DATASET ROWS -
▽

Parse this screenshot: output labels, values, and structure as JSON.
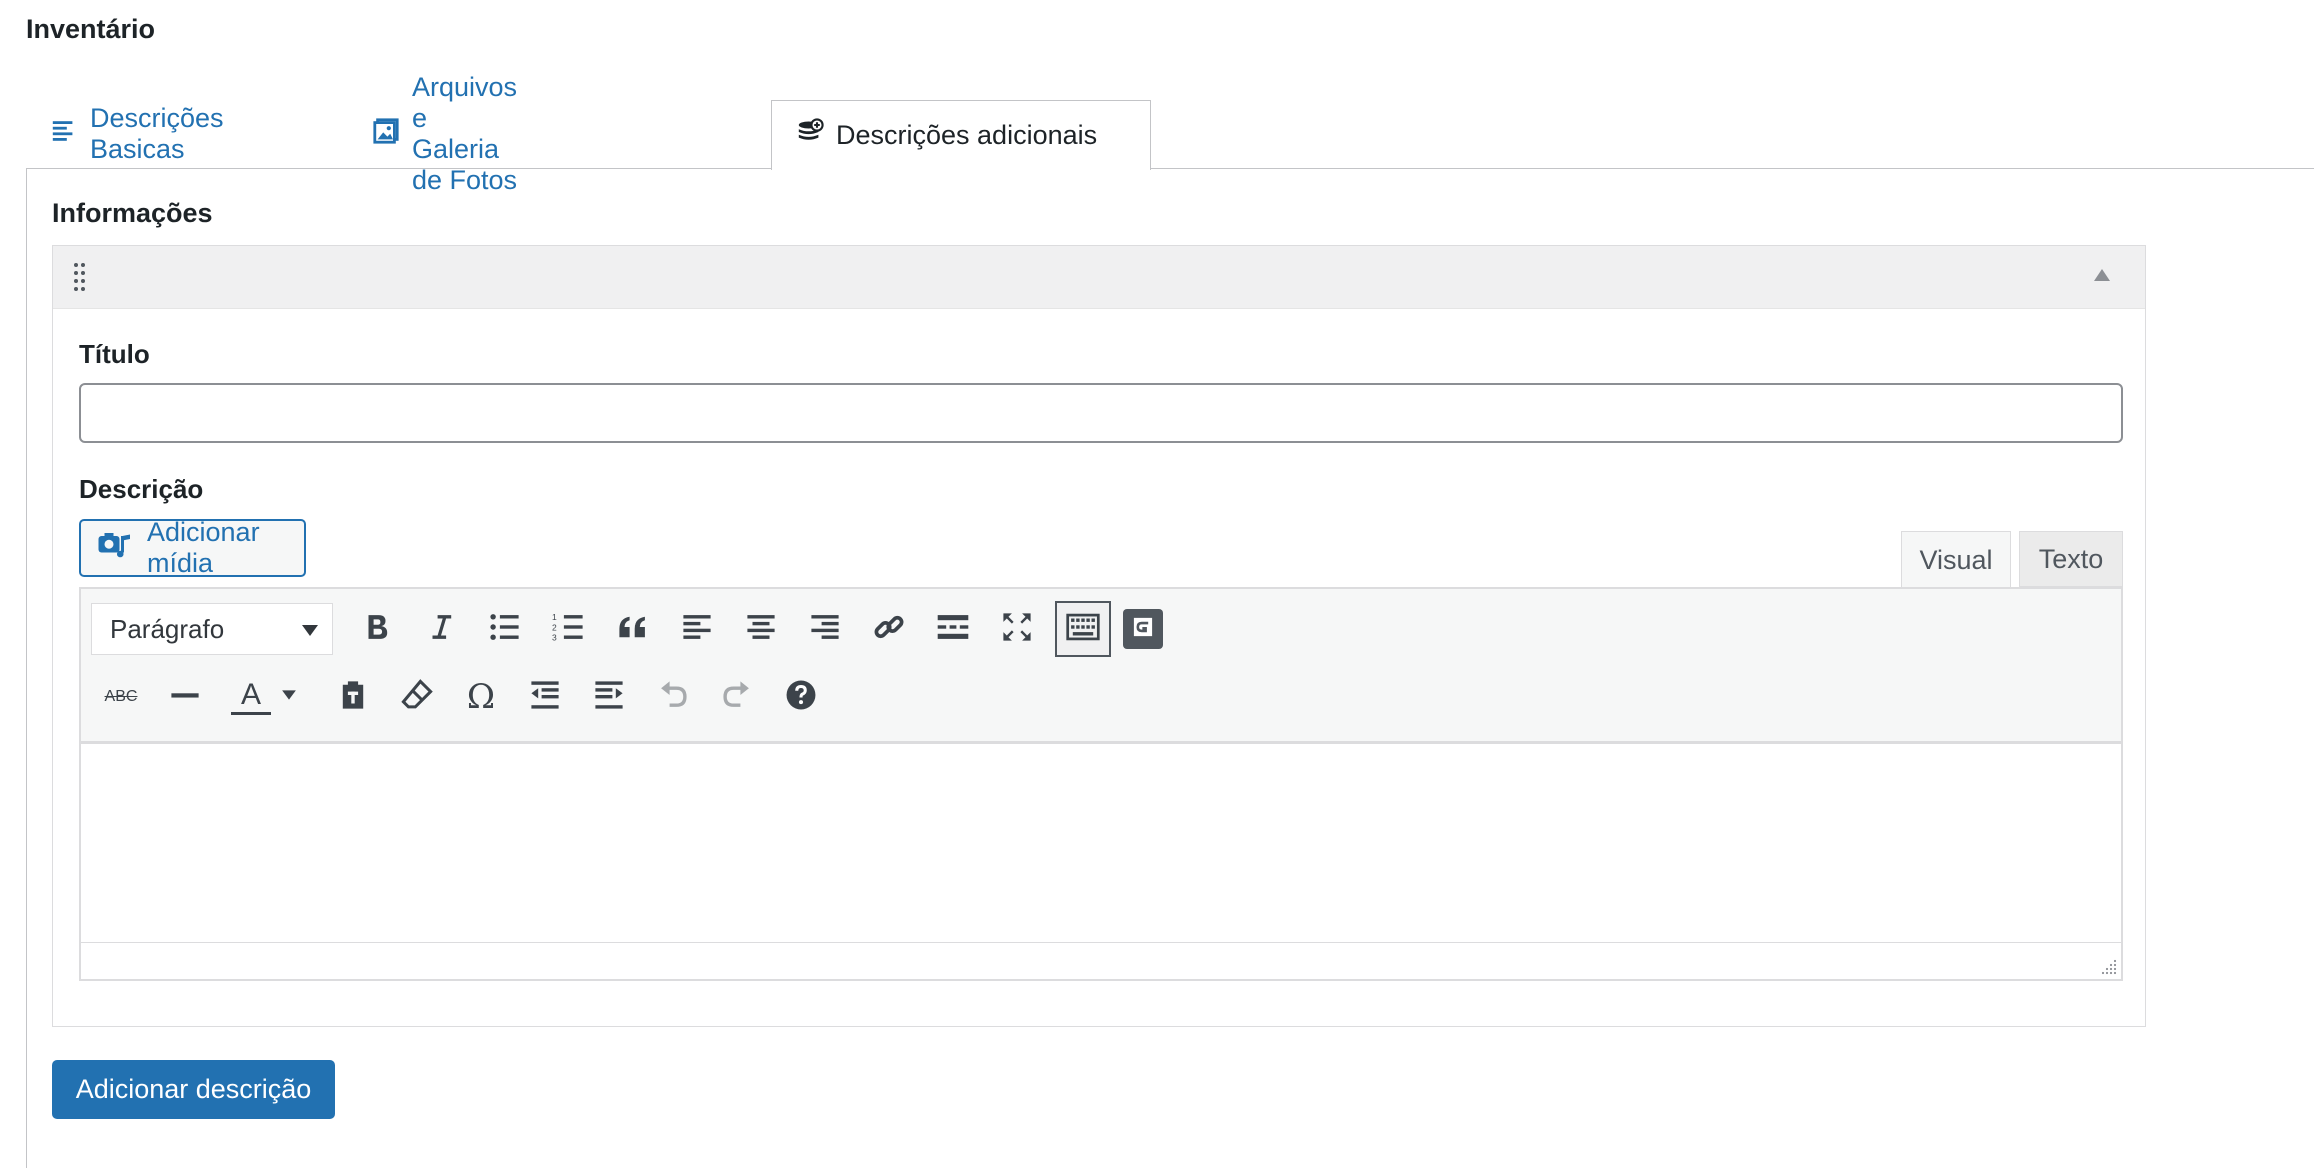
{
  "section": {
    "title": "Inventário"
  },
  "tabs": [
    {
      "label": "Descrições Basicas",
      "icon": "align-left-icon"
    },
    {
      "label": "Arquivos e Galeria de Fotos",
      "icon": "gallery-icon"
    },
    {
      "label": "Descrições adicionais",
      "icon": "database-add-icon",
      "active": true
    }
  ],
  "panel": {
    "label": "Informações",
    "titulo_label": "Título",
    "titulo_value": "",
    "descricao_label": "Descrição"
  },
  "media": {
    "button_label": "Adicionar mídia"
  },
  "editor": {
    "modes": {
      "visual": "Visual",
      "texto": "Texto",
      "active": "Visual"
    },
    "format_select": "Parágrafo",
    "row1_icons": [
      "bold-icon",
      "italic-icon",
      "bullet-list-icon",
      "numbered-list-icon",
      "blockquote-icon",
      "align-left-icon",
      "align-center-icon",
      "align-right-icon",
      "link-icon",
      "read-more-icon",
      "fullscreen-icon",
      "toolbar-toggle-icon",
      "gravity-form-icon"
    ],
    "row2_icons": [
      "strikethrough-icon",
      "horizontal-line-icon",
      "text-color-icon",
      "paste-text-icon",
      "clear-formatting-icon",
      "special-character-icon",
      "outdent-icon",
      "indent-icon",
      "undo-icon",
      "redo-icon",
      "help-icon"
    ],
    "strikethrough_text": "ABC",
    "text_color_letter": "A",
    "omega_glyph": "Ω"
  },
  "actions": {
    "add_description": "Adicionar descrição"
  },
  "colors": {
    "accent": "#2271b1",
    "border": "#c3c4c7",
    "toolbar_bg": "#f6f7f7"
  }
}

△

GIVEN PROBLEM -
Every record above should come back exactly, but without its pictures.

THE REPLY -
Parse this screenshot: output labels, values, and structure as JSON.
{
  "section": {
    "title": "Inventário"
  },
  "tabs": [
    {
      "label": "Descrições Basicas",
      "icon": "align-left-icon"
    },
    {
      "label": "Arquivos e Galeria de Fotos",
      "icon": "gallery-icon"
    },
    {
      "label": "Descrições adicionais",
      "icon": "database-add-icon",
      "active": true
    }
  ],
  "panel": {
    "label": "Informações",
    "titulo_label": "Título",
    "titulo_value": "",
    "descricao_label": "Descrição"
  },
  "media": {
    "button_label": "Adicionar mídia"
  },
  "editor": {
    "modes": {
      "visual": "Visual",
      "texto": "Texto",
      "active": "Visual"
    },
    "format_select": "Parágrafo",
    "row1_icons": [
      "bold-icon",
      "italic-icon",
      "bullet-list-icon",
      "numbered-list-icon",
      "blockquote-icon",
      "align-left-icon",
      "align-center-icon",
      "align-right-icon",
      "link-icon",
      "read-more-icon",
      "fullscreen-icon",
      "toolbar-toggle-icon",
      "gravity-form-icon"
    ],
    "row2_icons": [
      "strikethrough-icon",
      "horizontal-line-icon",
      "text-color-icon",
      "paste-text-icon",
      "clear-formatting-icon",
      "special-character-icon",
      "outdent-icon",
      "indent-icon",
      "undo-icon",
      "redo-icon",
      "help-icon"
    ],
    "strikethrough_text": "ABC",
    "text_color_letter": "A",
    "omega_glyph": "Ω"
  },
  "actions": {
    "add_description": "Adicionar descrição"
  },
  "colors": {
    "accent": "#2271b1",
    "border": "#c3c4c7",
    "toolbar_bg": "#f6f7f7"
  }
}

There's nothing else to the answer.